Please repeat the items below word for word, starting at the first line and continuing up to and including the line with "order-panel: La orden".

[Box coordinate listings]
★ ★ ★

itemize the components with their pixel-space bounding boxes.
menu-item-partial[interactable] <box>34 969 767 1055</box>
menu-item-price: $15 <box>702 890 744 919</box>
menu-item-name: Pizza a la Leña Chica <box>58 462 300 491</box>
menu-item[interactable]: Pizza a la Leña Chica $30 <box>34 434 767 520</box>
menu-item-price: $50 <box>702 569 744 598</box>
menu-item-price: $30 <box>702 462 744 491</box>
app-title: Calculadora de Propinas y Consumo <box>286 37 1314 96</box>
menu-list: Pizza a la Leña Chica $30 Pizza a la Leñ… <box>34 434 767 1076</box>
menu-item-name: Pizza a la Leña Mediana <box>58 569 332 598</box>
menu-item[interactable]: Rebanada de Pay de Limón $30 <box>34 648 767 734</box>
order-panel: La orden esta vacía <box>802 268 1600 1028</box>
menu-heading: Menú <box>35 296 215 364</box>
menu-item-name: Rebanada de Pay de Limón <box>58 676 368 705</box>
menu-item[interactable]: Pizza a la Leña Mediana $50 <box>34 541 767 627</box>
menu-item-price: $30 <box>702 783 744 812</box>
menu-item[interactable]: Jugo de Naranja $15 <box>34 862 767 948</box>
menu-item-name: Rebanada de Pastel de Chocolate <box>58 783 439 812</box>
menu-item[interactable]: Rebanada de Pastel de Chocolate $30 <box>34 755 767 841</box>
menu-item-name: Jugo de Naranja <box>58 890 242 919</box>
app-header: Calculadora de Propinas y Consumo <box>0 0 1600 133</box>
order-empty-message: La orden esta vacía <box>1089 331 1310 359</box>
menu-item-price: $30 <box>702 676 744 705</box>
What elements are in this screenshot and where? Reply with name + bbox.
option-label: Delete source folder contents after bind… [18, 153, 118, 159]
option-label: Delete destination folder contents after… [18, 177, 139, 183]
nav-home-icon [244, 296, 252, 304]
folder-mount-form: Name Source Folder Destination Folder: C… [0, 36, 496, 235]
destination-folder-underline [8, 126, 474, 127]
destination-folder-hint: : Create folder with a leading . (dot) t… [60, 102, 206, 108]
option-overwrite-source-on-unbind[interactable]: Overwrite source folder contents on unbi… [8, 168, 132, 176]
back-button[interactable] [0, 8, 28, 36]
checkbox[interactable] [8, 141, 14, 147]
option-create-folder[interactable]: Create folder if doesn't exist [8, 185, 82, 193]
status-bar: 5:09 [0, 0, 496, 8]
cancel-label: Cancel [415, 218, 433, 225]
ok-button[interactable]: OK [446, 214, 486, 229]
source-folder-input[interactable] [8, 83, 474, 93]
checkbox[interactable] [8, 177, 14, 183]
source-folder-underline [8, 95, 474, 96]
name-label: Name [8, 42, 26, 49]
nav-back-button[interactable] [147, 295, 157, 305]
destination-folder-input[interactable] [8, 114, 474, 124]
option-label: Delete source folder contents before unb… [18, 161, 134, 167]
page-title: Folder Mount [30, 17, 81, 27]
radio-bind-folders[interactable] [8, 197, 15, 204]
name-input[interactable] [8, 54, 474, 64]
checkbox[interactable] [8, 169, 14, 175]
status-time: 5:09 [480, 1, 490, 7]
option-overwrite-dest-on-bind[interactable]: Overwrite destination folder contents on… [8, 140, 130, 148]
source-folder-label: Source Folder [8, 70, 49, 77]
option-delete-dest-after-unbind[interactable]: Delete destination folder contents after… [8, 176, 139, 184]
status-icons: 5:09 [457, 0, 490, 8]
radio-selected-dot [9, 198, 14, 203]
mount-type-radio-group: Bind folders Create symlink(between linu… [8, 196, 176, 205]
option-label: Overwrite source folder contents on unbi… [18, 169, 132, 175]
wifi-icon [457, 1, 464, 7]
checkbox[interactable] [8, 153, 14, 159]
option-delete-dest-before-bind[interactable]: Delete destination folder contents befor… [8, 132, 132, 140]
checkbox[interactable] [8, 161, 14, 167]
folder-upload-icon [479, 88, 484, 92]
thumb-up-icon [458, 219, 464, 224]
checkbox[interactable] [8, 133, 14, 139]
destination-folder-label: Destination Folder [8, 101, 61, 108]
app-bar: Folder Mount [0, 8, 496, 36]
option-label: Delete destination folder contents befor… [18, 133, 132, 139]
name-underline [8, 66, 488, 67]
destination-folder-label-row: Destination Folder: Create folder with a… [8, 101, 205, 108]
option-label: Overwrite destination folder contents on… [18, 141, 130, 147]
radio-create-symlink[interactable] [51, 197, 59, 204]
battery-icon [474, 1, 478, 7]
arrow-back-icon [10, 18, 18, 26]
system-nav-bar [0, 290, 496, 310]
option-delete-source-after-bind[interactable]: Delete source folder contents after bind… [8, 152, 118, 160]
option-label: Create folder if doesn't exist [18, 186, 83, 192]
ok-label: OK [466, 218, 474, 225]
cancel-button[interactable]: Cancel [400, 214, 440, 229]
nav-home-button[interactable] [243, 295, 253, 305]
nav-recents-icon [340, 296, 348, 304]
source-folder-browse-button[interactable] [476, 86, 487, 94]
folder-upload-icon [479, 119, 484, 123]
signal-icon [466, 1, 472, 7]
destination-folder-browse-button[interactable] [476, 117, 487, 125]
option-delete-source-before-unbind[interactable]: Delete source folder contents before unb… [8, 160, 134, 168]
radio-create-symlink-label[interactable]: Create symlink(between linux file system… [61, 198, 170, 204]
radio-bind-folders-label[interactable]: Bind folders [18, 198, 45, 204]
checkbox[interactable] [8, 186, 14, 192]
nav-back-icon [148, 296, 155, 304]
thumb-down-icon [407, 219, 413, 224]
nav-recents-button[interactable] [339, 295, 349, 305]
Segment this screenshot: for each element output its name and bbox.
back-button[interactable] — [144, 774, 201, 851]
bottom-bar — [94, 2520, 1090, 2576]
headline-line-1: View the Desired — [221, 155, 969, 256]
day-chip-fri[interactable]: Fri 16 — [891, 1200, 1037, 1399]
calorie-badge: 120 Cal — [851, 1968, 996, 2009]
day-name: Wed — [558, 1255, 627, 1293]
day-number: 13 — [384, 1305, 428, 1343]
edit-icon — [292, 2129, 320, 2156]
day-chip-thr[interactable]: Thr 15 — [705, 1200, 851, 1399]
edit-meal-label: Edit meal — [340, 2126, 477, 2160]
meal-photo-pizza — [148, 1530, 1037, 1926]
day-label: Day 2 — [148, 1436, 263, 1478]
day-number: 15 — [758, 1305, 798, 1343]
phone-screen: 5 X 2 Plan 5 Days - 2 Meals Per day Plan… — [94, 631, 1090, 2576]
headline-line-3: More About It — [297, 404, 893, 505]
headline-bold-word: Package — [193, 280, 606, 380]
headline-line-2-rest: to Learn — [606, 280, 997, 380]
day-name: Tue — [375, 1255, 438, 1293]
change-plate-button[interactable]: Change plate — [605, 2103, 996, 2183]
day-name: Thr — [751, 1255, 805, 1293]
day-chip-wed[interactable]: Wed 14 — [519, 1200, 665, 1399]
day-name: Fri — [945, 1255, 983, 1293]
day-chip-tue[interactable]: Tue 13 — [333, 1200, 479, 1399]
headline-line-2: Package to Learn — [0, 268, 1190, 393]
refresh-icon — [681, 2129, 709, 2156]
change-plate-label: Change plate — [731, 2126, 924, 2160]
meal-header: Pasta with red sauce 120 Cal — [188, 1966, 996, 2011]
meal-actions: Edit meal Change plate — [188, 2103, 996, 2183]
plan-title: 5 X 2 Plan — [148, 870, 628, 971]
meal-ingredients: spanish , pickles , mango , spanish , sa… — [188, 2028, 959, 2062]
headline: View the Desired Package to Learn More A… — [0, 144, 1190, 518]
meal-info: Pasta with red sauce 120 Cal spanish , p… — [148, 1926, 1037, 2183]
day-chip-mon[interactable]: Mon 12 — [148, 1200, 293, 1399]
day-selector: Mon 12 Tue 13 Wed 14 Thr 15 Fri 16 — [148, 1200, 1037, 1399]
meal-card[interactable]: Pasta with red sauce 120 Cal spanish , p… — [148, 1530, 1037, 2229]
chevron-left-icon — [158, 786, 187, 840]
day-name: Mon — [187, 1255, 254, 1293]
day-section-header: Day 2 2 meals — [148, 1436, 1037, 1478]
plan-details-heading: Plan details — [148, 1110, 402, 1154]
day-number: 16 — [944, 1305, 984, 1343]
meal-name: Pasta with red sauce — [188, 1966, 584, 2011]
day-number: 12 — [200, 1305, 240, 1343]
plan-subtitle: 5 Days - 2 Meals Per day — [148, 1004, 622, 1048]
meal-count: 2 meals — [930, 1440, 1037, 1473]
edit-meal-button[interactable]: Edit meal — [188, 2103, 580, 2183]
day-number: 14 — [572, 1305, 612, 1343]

★ ★ ★

SOLUTION BELOW:
itemize the components with their pixel-space bounding boxes.
menu-item-partial[interactable] <box>34 969 767 1055</box>
menu-item-price: $15 <box>702 890 744 919</box>
menu-item-name: Pizza a la Leña Chica <box>58 462 300 491</box>
menu-item[interactable]: Pizza a la Leña Chica $30 <box>34 434 767 520</box>
menu-item-price: $50 <box>702 569 744 598</box>
menu-item-price: $30 <box>702 462 744 491</box>
app-title: Calculadora de Propinas y Consumo <box>286 37 1314 96</box>
menu-list: Pizza a la Leña Chica $30 Pizza a la Leñ… <box>34 434 767 1076</box>
menu-item-name: Pizza a la Leña Mediana <box>58 569 332 598</box>
menu-item[interactable]: Rebanada de Pay de Limón $30 <box>34 648 767 734</box>
order-panel: La orden esta vacía <box>802 268 1600 1028</box>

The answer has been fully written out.